(Dataset records on visual material)

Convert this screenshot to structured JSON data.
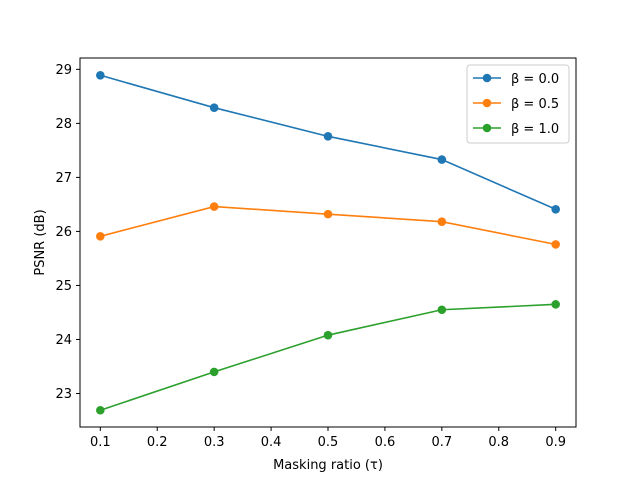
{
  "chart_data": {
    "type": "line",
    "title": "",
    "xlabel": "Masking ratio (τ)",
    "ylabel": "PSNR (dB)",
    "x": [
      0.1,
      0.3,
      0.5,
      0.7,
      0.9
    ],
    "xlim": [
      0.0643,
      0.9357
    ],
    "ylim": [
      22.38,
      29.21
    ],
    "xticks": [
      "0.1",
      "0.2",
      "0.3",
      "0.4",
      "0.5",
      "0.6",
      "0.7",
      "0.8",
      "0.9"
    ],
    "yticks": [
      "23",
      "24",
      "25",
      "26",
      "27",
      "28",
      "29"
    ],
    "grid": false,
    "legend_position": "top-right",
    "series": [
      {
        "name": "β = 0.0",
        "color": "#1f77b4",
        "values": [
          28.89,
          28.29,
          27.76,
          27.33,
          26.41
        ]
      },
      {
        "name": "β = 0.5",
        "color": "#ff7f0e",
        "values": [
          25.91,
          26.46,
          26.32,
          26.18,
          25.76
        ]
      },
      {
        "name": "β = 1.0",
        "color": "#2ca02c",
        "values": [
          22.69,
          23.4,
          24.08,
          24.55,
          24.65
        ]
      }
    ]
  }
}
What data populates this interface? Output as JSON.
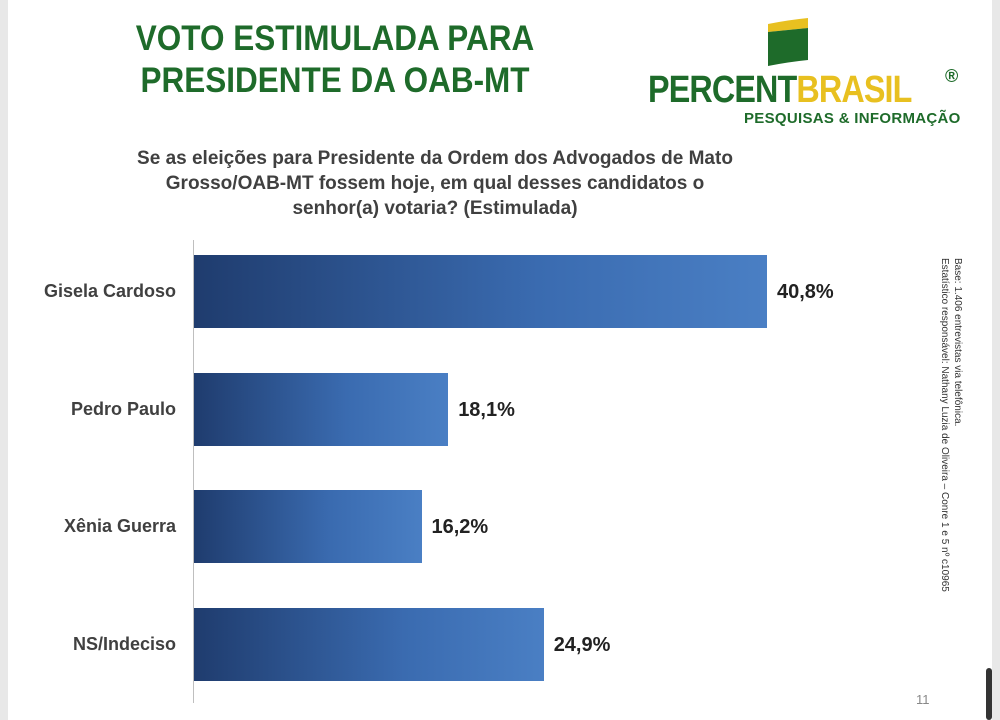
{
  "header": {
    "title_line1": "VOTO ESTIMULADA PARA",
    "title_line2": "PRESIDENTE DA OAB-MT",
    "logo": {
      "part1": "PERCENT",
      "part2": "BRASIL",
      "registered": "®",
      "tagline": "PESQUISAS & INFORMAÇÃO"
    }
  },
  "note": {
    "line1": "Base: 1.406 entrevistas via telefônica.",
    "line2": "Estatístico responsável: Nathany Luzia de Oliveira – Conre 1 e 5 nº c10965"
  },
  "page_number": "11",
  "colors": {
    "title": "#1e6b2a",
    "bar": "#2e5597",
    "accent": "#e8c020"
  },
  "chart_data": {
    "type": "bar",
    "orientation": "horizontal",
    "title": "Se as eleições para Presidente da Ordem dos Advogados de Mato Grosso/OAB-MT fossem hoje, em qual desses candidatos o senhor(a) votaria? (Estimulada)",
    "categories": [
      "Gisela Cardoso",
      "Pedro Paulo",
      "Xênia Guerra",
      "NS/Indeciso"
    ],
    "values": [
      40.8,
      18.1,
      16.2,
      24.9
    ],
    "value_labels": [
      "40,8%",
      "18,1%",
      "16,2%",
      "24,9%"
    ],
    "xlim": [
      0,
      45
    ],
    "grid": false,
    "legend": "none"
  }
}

EXERCISE DETAILS →
Skip every picture and transcribe the data above exactly.

ANSWER TO THE TASK →
Convert this screenshot to structured JSON data.
{
  "chart_data": {
    "type": "line",
    "title": "",
    "xlabel": "Masking ratio (τ)",
    "ylabel": "PSNR (dB)",
    "x": [
      0.1,
      0.3,
      0.5,
      0.7,
      0.9
    ],
    "xlim": [
      0.0643,
      0.9357
    ],
    "ylim": [
      22.38,
      29.21
    ],
    "xticks": [
      "0.1",
      "0.2",
      "0.3",
      "0.4",
      "0.5",
      "0.6",
      "0.7",
      "0.8",
      "0.9"
    ],
    "yticks": [
      "23",
      "24",
      "25",
      "26",
      "27",
      "28",
      "29"
    ],
    "grid": false,
    "legend_position": "top-right",
    "series": [
      {
        "name": "β = 0.0",
        "color": "#1f77b4",
        "values": [
          28.89,
          28.29,
          27.76,
          27.33,
          26.41
        ]
      },
      {
        "name": "β = 0.5",
        "color": "#ff7f0e",
        "values": [
          25.91,
          26.46,
          26.32,
          26.18,
          25.76
        ]
      },
      {
        "name": "β = 1.0",
        "color": "#2ca02c",
        "values": [
          22.69,
          23.4,
          24.08,
          24.55,
          24.65
        ]
      }
    ]
  }
}
What data populates this interface? Output as JSON.
{
  "header": {
    "title_line1": "VOTO ESTIMULADA PARA",
    "title_line2": "PRESIDENTE DA OAB-MT",
    "logo": {
      "part1": "PERCENT",
      "part2": "BRASIL",
      "registered": "®",
      "tagline": "PESQUISAS & INFORMAÇÃO"
    }
  },
  "note": {
    "line1": "Base: 1.406 entrevistas via telefônica.",
    "line2": "Estatístico responsável: Nathany Luzia de Oliveira – Conre 1 e 5 nº c10965"
  },
  "page_number": "11",
  "colors": {
    "title": "#1e6b2a",
    "bar": "#2e5597",
    "accent": "#e8c020"
  },
  "chart_data": {
    "type": "bar",
    "orientation": "horizontal",
    "title": "Se as eleições para Presidente da Ordem dos Advogados de Mato Grosso/OAB-MT fossem hoje, em qual desses candidatos o senhor(a) votaria? (Estimulada)",
    "categories": [
      "Gisela Cardoso",
      "Pedro Paulo",
      "Xênia Guerra",
      "NS/Indeciso"
    ],
    "values": [
      40.8,
      18.1,
      16.2,
      24.9
    ],
    "value_labels": [
      "40,8%",
      "18,1%",
      "16,2%",
      "24,9%"
    ],
    "xlim": [
      0,
      45
    ],
    "grid": false,
    "legend": "none"
  }
}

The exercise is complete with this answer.